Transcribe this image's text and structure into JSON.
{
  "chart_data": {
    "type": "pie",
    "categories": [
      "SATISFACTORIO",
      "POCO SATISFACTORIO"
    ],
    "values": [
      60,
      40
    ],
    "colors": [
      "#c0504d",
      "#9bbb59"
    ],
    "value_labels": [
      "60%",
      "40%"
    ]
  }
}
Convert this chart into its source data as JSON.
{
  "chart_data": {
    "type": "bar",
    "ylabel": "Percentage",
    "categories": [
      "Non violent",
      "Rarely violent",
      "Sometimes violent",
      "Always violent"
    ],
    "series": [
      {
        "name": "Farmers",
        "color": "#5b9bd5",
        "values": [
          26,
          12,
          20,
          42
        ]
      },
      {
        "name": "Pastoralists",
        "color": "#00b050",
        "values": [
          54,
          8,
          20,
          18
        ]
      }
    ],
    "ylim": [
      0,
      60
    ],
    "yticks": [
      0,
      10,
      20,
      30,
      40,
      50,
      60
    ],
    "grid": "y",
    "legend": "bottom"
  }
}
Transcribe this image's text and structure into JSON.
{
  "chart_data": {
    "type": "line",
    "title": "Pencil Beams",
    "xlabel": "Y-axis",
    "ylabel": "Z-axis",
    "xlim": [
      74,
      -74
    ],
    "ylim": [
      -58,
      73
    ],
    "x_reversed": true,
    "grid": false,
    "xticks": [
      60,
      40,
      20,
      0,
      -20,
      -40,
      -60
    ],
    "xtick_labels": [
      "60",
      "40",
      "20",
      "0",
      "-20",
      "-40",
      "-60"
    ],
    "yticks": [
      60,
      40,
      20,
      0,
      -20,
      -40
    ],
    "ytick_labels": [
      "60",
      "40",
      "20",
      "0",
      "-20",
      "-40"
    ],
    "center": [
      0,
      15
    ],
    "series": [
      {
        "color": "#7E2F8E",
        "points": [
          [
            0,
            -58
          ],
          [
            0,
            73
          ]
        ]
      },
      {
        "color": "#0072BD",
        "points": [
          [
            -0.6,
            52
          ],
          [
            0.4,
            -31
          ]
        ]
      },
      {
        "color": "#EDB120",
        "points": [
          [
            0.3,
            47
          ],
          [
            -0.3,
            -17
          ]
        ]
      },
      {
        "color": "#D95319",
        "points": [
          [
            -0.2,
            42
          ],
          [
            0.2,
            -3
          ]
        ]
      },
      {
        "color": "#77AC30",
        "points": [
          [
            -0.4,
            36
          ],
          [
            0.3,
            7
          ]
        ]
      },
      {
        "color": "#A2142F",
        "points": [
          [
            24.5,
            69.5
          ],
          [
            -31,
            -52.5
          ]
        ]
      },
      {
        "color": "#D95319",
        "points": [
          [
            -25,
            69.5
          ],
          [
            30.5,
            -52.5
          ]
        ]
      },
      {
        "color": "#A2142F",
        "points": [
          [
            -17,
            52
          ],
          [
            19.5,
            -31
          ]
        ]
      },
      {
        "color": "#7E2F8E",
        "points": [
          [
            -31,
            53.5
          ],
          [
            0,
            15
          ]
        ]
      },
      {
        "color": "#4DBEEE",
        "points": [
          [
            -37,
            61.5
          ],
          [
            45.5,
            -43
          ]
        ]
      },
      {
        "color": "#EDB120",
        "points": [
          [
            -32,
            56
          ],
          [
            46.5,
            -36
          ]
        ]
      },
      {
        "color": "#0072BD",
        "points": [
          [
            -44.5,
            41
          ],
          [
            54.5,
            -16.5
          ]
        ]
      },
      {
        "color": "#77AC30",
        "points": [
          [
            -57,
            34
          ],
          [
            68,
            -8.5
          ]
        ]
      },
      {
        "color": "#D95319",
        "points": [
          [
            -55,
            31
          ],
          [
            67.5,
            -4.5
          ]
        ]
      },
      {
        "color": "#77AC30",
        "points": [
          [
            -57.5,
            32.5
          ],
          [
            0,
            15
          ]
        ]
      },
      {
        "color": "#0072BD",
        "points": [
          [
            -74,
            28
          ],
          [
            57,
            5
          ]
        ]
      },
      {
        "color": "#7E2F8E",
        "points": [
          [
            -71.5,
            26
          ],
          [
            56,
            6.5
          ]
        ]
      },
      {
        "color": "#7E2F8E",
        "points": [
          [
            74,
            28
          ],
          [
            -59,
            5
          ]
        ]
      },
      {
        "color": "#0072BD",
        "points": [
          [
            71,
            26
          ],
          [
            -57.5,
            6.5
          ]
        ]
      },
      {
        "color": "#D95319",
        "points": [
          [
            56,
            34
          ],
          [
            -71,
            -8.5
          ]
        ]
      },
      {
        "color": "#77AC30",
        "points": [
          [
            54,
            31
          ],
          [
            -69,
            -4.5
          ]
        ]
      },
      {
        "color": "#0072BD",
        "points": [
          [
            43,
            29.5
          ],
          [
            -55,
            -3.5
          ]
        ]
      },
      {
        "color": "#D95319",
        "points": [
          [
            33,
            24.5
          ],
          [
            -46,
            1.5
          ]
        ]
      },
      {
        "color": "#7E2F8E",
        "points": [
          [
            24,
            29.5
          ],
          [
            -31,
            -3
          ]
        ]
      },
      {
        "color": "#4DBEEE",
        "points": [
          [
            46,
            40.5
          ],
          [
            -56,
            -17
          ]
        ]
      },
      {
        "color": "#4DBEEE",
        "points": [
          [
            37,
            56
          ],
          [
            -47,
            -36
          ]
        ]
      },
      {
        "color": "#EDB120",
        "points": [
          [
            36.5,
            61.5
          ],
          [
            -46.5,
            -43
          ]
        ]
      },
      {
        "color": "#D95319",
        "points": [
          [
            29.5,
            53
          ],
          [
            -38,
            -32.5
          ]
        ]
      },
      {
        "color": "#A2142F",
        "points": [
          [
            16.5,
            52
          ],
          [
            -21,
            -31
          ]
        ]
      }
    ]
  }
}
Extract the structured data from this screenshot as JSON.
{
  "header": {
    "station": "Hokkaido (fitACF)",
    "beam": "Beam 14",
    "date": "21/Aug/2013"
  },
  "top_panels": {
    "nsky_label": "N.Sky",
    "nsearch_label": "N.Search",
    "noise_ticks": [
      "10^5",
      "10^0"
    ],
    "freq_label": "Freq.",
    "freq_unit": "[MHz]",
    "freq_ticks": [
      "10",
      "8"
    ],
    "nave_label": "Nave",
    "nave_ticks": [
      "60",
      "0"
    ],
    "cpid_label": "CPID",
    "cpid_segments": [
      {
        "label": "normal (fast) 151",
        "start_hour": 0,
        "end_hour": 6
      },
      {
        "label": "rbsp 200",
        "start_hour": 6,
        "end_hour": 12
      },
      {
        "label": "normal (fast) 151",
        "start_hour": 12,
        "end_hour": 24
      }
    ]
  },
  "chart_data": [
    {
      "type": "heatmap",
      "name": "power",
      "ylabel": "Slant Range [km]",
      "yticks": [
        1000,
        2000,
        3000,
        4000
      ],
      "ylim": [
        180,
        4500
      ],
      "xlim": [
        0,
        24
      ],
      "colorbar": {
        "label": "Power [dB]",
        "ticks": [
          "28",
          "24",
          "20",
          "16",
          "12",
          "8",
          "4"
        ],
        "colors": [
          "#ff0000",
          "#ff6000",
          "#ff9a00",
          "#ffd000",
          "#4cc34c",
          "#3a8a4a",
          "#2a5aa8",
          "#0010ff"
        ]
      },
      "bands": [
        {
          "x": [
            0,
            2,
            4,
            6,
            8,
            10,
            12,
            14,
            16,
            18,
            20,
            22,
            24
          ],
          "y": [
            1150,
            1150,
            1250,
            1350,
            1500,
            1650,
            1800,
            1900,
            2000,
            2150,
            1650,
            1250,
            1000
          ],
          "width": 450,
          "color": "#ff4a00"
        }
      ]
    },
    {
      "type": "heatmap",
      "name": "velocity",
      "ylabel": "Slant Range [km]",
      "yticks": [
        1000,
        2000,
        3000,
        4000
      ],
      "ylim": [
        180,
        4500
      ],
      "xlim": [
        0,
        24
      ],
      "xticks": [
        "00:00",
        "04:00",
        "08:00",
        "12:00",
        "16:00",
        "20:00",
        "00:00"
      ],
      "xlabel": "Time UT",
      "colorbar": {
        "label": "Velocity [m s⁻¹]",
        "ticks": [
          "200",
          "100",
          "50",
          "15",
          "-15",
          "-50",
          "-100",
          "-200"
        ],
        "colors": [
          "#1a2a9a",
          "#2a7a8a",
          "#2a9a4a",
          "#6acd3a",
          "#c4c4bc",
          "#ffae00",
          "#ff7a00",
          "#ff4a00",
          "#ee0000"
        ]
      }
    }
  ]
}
___
Show each line of the data that contains the string "JSON".

Response to this exercise –
Transcribe this image's text and structure into JSON.
Convert this chart into its source data as JSON.
Transcribe this image's text and structure into JSON.
Extract the structured data from this screenshot as JSON.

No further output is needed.